Problem statement: Retype each record shown below, leaving every character as it is.

Dataset rows about figures
....

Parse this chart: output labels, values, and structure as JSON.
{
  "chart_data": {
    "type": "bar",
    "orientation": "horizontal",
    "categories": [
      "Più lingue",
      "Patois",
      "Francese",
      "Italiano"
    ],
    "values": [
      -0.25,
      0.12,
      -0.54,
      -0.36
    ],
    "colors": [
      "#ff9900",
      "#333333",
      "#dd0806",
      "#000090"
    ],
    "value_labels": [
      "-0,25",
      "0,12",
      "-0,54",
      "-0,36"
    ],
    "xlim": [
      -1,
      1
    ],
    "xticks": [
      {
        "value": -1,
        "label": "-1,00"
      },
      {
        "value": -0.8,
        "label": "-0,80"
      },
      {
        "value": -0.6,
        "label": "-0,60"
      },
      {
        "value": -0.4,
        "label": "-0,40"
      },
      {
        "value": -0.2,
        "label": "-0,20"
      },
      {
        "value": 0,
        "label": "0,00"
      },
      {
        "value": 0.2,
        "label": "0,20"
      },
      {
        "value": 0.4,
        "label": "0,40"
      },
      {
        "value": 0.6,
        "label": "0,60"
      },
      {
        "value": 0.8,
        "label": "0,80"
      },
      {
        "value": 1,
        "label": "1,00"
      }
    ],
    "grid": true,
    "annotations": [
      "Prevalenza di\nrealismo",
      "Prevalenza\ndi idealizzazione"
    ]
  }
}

....

Response to the exercise:
Parse this chart: output labels, values, and structure as JSON.
{
  "chart_data": {
    "type": "bar",
    "orientation": "horizontal",
    "categories": [
      "Più lingue",
      "Patois",
      "Francese",
      "Italiano"
    ],
    "values": [
      -0.25,
      0.12,
      -0.54,
      -0.36
    ],
    "colors": [
      "#ff9900",
      "#333333",
      "#dd0806",
      "#000090"
    ],
    "value_labels": [
      "-0,25",
      "0,12",
      "-0,54",
      "-0,36"
    ],
    "xlim": [
      -1,
      1
    ],
    "xticks": [
      {
        "value": -1,
        "label": "-1,00"
      },
      {
        "value": -0.8,
        "label": "-0,80"
      },
      {
        "value": -0.6,
        "label": "-0,60"
      },
      {
        "value": -0.4,
        "label": "-0,40"
      },
      {
        "value": -0.2,
        "label": "-0,20"
      },
      {
        "value": 0,
        "label": "0,00"
      },
      {
        "value": 0.2,
        "label": "0,20"
      },
      {
        "value": 0.4,
        "label": "0,40"
      },
      {
        "value": 0.6,
        "label": "0,60"
      },
      {
        "value": 0.8,
        "label": "0,80"
      },
      {
        "value": 1,
        "label": "1,00"
      }
    ],
    "grid": true,
    "annotations": [
      "Prevalenza di\nrealismo",
      "Prevalenza\ndi idealizzazione"
    ]
  }
}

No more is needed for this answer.